Task goal >> Copy every record below exactly.

[Start Records for processing]

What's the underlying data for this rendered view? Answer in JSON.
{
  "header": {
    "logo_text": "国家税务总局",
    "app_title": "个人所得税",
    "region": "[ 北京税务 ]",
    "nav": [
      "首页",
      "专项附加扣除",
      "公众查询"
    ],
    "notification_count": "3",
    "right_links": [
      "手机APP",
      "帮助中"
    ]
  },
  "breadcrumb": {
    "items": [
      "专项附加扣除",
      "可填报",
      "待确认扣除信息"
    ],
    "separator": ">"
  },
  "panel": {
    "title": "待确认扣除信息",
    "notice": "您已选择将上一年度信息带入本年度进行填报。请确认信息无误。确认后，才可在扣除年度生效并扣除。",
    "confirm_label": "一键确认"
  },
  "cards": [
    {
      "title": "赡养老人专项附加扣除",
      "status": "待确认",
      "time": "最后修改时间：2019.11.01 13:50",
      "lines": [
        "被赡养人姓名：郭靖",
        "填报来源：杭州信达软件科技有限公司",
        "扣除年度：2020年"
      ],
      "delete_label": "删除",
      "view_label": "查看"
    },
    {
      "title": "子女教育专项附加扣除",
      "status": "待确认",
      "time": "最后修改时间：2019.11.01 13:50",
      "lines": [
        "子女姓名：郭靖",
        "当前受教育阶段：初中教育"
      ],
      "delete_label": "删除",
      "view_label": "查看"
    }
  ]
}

[End Records for processing]

Expected output >>
What's the underlying data for this rendered view? Answer in JSON.
{
  "header": {
    "logo_text": "国家税务总局",
    "app_title": "个人所得税",
    "region": "[ 北京税务 ]",
    "nav": [
      "首页",
      "专项附加扣除",
      "公众查询"
    ],
    "notification_count": "3",
    "right_links": [
      "手机APP",
      "帮助中"
    ]
  },
  "breadcrumb": {
    "items": [
      "专项附加扣除",
      "可填报",
      "待确认扣除信息"
    ],
    "separator": ">"
  },
  "panel": {
    "title": "待确认扣除信息",
    "notice": "您已选择将上一年度信息带入本年度进行填报。请确认信息无误。确认后，才可在扣除年度生效并扣除。",
    "confirm_label": "一键确认"
  },
  "cards": [
    {
      "title": "赡养老人专项附加扣除",
      "status": "待确认",
      "time": "最后修改时间：2019.11.01 13:50",
      "lines": [
        "被赡养人姓名：郭靖",
        "填报来源：杭州信达软件科技有限公司",
        "扣除年度：2020年"
      ],
      "delete_label": "删除",
      "view_label": "查看"
    },
    {
      "title": "子女教育专项附加扣除",
      "status": "待确认",
      "time": "最后修改时间：2019.11.01 13:50",
      "lines": [
        "子女姓名：郭靖",
        "当前受教育阶段：初中教育"
      ],
      "delete_label": "删除",
      "view_label": "查看"
    }
  ]
}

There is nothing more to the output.